## Given entries

** START **

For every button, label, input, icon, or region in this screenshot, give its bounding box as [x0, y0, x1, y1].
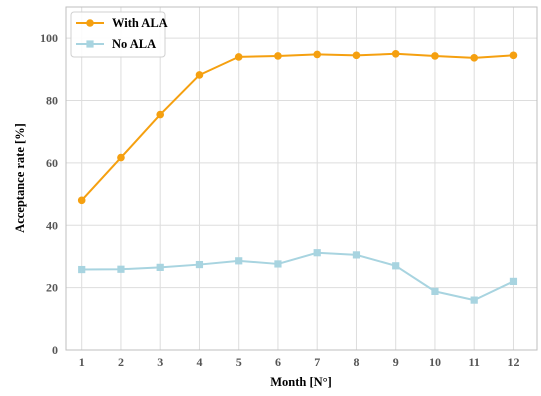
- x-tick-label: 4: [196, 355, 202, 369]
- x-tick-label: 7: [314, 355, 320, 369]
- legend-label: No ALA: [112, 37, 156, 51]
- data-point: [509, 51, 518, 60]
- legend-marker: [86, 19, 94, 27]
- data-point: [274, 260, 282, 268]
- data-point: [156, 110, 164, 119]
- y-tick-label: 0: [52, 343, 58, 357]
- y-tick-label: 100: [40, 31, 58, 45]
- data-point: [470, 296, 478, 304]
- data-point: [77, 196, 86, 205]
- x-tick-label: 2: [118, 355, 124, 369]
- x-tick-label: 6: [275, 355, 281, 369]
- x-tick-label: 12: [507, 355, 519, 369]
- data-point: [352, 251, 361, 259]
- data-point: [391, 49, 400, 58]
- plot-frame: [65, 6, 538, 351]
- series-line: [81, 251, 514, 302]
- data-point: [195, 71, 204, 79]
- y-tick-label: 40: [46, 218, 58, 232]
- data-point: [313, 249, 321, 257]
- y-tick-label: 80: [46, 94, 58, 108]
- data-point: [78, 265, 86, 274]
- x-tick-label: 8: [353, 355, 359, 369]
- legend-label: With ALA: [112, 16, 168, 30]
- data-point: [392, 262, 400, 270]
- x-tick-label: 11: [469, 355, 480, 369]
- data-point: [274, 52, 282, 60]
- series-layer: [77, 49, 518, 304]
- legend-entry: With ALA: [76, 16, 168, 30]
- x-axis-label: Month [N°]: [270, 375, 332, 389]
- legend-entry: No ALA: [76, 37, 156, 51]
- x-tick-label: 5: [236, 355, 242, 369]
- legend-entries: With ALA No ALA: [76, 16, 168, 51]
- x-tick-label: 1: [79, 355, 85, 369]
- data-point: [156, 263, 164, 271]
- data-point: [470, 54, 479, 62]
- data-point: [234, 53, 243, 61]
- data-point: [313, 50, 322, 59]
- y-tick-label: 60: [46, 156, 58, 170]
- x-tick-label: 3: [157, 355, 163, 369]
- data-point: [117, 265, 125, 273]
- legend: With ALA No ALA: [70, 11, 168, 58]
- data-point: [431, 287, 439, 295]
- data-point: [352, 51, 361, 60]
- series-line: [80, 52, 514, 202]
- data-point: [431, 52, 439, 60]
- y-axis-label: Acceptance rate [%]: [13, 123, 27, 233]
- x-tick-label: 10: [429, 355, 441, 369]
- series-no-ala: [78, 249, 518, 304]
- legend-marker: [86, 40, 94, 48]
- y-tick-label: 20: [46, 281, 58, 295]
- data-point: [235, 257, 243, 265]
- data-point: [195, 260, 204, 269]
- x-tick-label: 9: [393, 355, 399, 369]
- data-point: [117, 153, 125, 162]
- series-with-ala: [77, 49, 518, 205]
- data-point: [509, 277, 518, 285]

** END **
** START **

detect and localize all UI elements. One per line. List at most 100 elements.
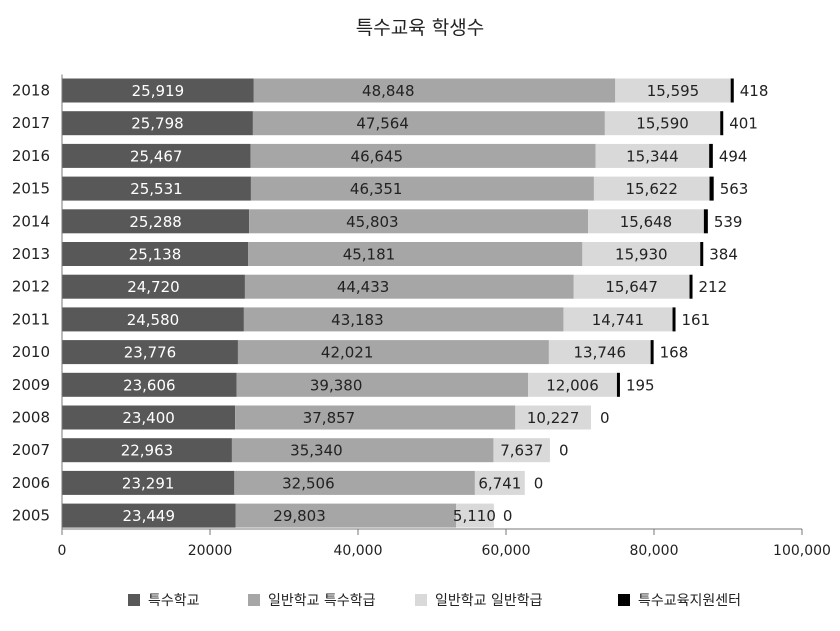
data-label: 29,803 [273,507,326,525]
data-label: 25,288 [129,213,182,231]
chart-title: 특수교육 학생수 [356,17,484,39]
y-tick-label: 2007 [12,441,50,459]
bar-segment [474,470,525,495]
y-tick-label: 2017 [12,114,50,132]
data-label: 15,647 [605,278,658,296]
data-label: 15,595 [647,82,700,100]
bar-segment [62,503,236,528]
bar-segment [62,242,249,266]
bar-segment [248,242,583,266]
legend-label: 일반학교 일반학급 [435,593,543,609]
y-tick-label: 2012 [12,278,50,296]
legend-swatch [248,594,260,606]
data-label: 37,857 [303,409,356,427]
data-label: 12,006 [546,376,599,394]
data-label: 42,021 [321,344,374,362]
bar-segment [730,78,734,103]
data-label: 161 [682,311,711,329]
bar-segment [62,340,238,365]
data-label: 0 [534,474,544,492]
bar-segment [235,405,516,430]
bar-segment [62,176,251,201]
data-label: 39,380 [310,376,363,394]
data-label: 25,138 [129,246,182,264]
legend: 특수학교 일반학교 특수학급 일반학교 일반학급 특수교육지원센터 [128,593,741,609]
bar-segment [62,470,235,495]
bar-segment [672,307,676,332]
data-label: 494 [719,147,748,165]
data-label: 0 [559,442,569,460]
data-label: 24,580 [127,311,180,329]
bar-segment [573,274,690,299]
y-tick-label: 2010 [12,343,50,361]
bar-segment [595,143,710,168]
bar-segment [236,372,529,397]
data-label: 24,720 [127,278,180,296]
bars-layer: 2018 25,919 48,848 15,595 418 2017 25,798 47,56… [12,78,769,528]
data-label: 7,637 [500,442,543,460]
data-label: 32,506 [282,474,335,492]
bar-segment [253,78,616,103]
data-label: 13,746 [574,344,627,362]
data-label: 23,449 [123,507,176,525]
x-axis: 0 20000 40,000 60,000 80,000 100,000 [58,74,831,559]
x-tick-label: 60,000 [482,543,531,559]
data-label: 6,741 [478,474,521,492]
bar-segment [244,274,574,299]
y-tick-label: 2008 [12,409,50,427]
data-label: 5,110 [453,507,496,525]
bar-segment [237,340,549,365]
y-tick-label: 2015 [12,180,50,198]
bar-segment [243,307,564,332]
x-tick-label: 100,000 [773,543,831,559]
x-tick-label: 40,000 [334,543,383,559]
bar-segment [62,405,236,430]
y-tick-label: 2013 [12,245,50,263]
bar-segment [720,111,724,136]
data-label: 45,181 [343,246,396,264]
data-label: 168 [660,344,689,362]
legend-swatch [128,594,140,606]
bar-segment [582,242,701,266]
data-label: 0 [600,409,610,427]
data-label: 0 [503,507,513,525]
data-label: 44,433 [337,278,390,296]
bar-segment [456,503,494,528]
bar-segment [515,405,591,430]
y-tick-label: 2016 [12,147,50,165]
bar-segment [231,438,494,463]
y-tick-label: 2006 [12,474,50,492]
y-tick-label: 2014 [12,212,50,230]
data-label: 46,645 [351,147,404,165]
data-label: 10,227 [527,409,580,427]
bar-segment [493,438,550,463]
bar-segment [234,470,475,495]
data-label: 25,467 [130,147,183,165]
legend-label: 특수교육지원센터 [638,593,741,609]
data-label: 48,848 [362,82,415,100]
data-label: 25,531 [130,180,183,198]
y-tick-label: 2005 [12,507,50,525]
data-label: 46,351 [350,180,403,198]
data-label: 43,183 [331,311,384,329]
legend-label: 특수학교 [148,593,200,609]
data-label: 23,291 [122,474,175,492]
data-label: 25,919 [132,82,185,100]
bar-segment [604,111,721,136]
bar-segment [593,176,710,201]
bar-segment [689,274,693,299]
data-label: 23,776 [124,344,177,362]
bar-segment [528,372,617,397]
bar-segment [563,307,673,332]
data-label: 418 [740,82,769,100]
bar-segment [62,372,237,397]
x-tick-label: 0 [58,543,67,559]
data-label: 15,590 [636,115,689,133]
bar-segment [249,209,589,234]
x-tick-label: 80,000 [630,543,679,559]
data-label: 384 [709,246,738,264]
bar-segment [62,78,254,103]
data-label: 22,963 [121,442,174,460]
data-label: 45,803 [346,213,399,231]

** END **

## Exercise description
Put the items into a JSON list of strings, one string per line with blank lines omitted, starting at the line that contains "data-label: 29,803 [273,507,326,525]" and ending at the line that contains "data-label: 23,449 [123,507,176,525]".

## Solution for this exercise
[
  "data-label: 29,803 [273,507,326,525]",
  "data-label: 25,288 [129,213,182,231]",
  "chart-title: 특수교육 학생수 [356,17,484,39]",
  "y-tick-label: 2007 [12,441,50,459]",
  "bar-segment [474,470,525,495]",
  "y-tick-label: 2017 [12,114,50,132]",
  "data-label: 15,647 [605,278,658,296]",
  "data-label: 15,595 [647,82,700,100]",
  "bar-segment [62,503,236,528]",
  "bar-segment [62,242,249,266]",
  "bar-segment [248,242,583,266]",
  "legend-label: 일반학교 일반학급 [435,593,543,609]",
  "y-tick-label: 2012 [12,278,50,296]",
  "legend-swatch [248,594,260,606]",
  "data-label: 37,857 [303,409,356,427]",
  "data-label: 12,006 [546,376,599,394]",
  "data-label: 42,021 [321,344,374,362]",
  "bar-segment [730,78,734,103]",
  "data-label: 161 [682,311,711,329]",
  "bar-segment [62,340,238,365]",
  "data-label: 0 [534,474,544,492]",
  "bar-segment [235,405,516,430]",
  "bar-segment [62,176,251,201]",
  "data-label: 39,380 [310,376,363,394]",
  "data-label: 25,138 [129,246,182,264]",
  "legend: 특수학교 일반학교 특수학급 일반학교 일반학급 특수교육지원센터 [128,593,741,609]",
  "bar-segment [62,470,235,495]",
  "bar-segment [672,307,676,332]",
  "data-label: 494 [719,147,748,165]",
  "data-label: 0 [559,442,569,460]",
  "data-label: 24,580 [127,311,180,329]",
  "bar-segment [573,274,690,299]",
  "y-tick-label: 2010 [12,343,50,361]",
  "bar-segment [595,143,710,168]",
  "bar-segment [236,372,529,397]",
  "data-label: 24,720 [127,278,180,296]",
  "bars-layer: 2018 25,919 48,848 15,595 418 2017 25,798 47,56… [12,78,769,528]",
  "data-label: 7,637 [500,442,543,460]",
  "data-label: 32,506 [282,474,335,492]",
  "bar-segment [253,78,616,103]",
  "data-label: 13,746 [574,344,627,362]",
  "data-label: 23,449 [123,507,176,525]"
]